Work to be completed
Report all lines from the entries below in which "arrow" appears.

[Data entries]
----

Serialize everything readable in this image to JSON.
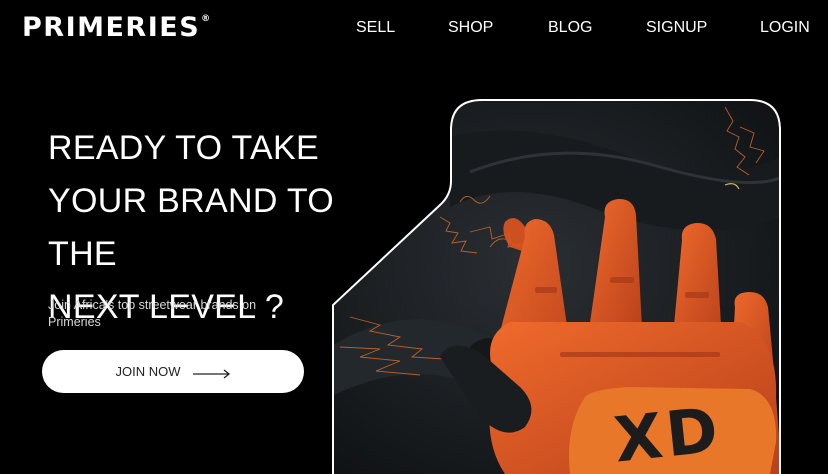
{
  "brand": {
    "name": "PRIMERIES",
    "mark": "®"
  },
  "nav": {
    "sell": "SELL",
    "shop": "SHOP",
    "blog": "BLOG",
    "signup": "SIGNUP",
    "login": "LOGIN"
  },
  "hero": {
    "headline_line1": "READY TO TAKE",
    "headline_line2": "YOUR BRAND TO THE",
    "headline_line3": "NEXT LEVEL ?",
    "subtext": "Join Africa's top streetwear brands on Primeries",
    "cta_label": "JOIN NOW",
    "glove_print": "XD"
  },
  "colors": {
    "background": "#000000",
    "text": "#ffffff",
    "button_bg": "#ffffff",
    "glove_orange": "#e0541f",
    "fabric": "#1c2024"
  },
  "icons": {
    "cta_arrow": "long-arrow-right-icon"
  }
}
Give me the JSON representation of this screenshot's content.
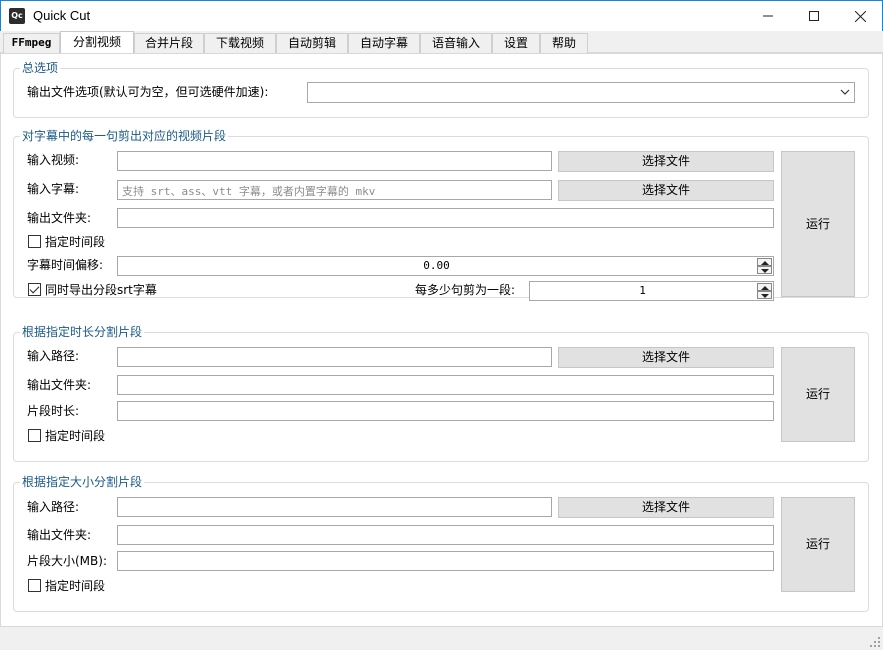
{
  "window": {
    "title": "Quick Cut",
    "icon_text": "Qc"
  },
  "tabs": [
    {
      "label": "FFmpeg"
    },
    {
      "label": "分割视频"
    },
    {
      "label": "合并片段"
    },
    {
      "label": "下载视频"
    },
    {
      "label": "自动剪辑"
    },
    {
      "label": "自动字幕"
    },
    {
      "label": "语音输入"
    },
    {
      "label": "设置"
    },
    {
      "label": "帮助"
    }
  ],
  "active_tab": "分割视频",
  "general": {
    "title": "总选项",
    "output_options_label": "输出文件选项(默认可为空，但可选硬件加速):",
    "output_options_value": ""
  },
  "subtitle_split": {
    "title": "对字幕中的每一句剪出对应的视频片段",
    "input_video_label": "输入视频:",
    "input_video_value": "",
    "input_subtitle_label": "输入字幕:",
    "input_subtitle_placeholder": "支持 srt、ass、vtt 字幕，或者内置字幕的 mkv",
    "output_folder_label": "输出文件夹:",
    "output_folder_value": "",
    "time_range_label": "指定时间段",
    "time_range_checked": false,
    "offset_label": "字幕时间偏移:",
    "offset_value": "0.00",
    "export_srt_label": "同时导出分段srt字幕",
    "export_srt_checked": true,
    "per_segment_label": "每多少句剪为一段:",
    "per_segment_value": "1",
    "choose_file": "选择文件",
    "run": "运行"
  },
  "duration_split": {
    "title": "根据指定时长分割片段",
    "input_path_label": "输入路径:",
    "output_folder_label": "输出文件夹:",
    "segment_duration_label": "片段时长:",
    "time_range_label": "指定时间段",
    "time_range_checked": false,
    "choose_file": "选择文件",
    "run": "运行"
  },
  "size_split": {
    "title": "根据指定大小分割片段",
    "input_path_label": "输入路径:",
    "output_folder_label": "输出文件夹:",
    "segment_size_label": "片段大小(MB):",
    "time_range_label": "指定时间段",
    "time_range_checked": false,
    "choose_file": "选择文件",
    "run": "运行"
  },
  "icons": {
    "minimize": "minimize-icon",
    "maximize": "maximize-icon",
    "close": "close-icon",
    "dropdown": "chevron-down-icon",
    "spin_up": "arrow-up-icon",
    "spin_down": "arrow-down-icon",
    "resize_grip": "resize-grip-icon"
  }
}
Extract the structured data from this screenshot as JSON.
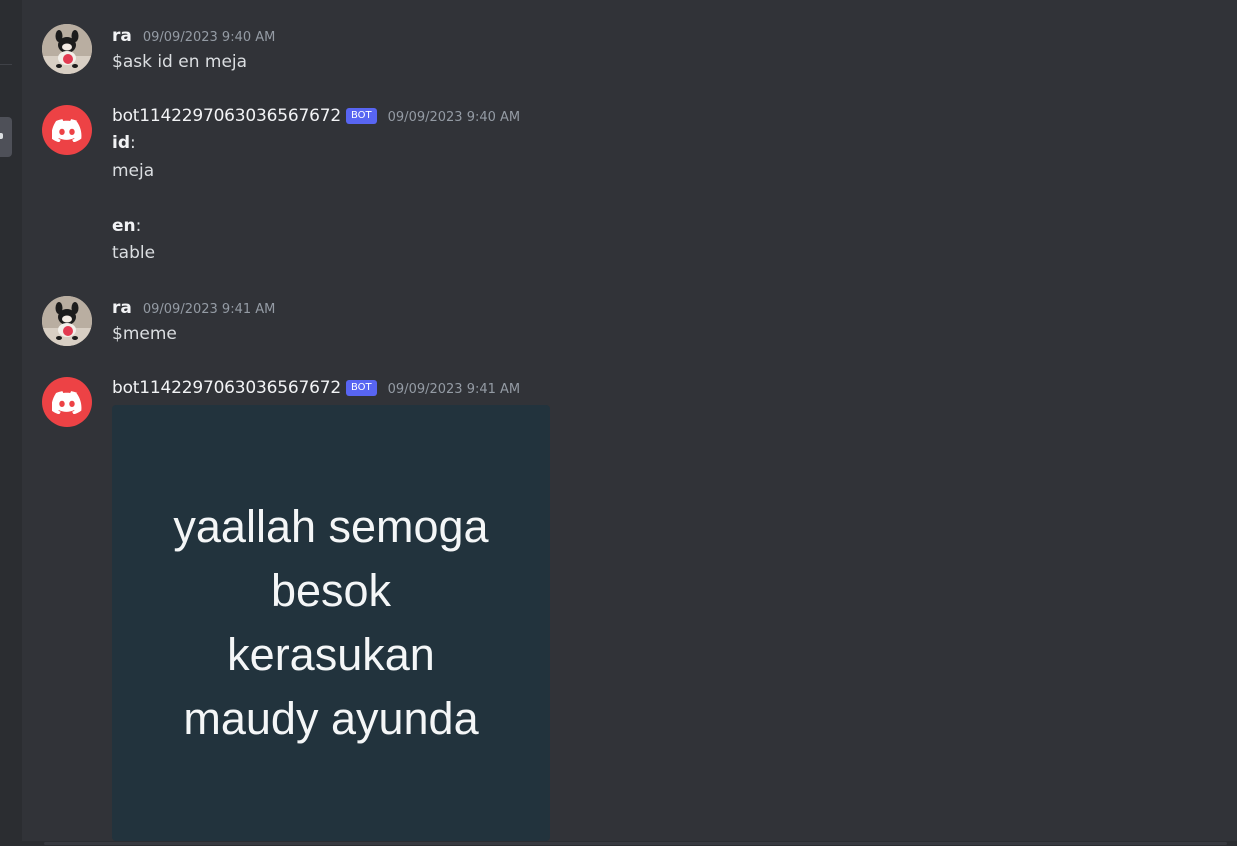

----

Answer for this exercise
    "cta_arrow": "long-arrow-right-icon"
    "spin_up": "arrow-up-icon",
    "spin_down": "arrow-down-icon",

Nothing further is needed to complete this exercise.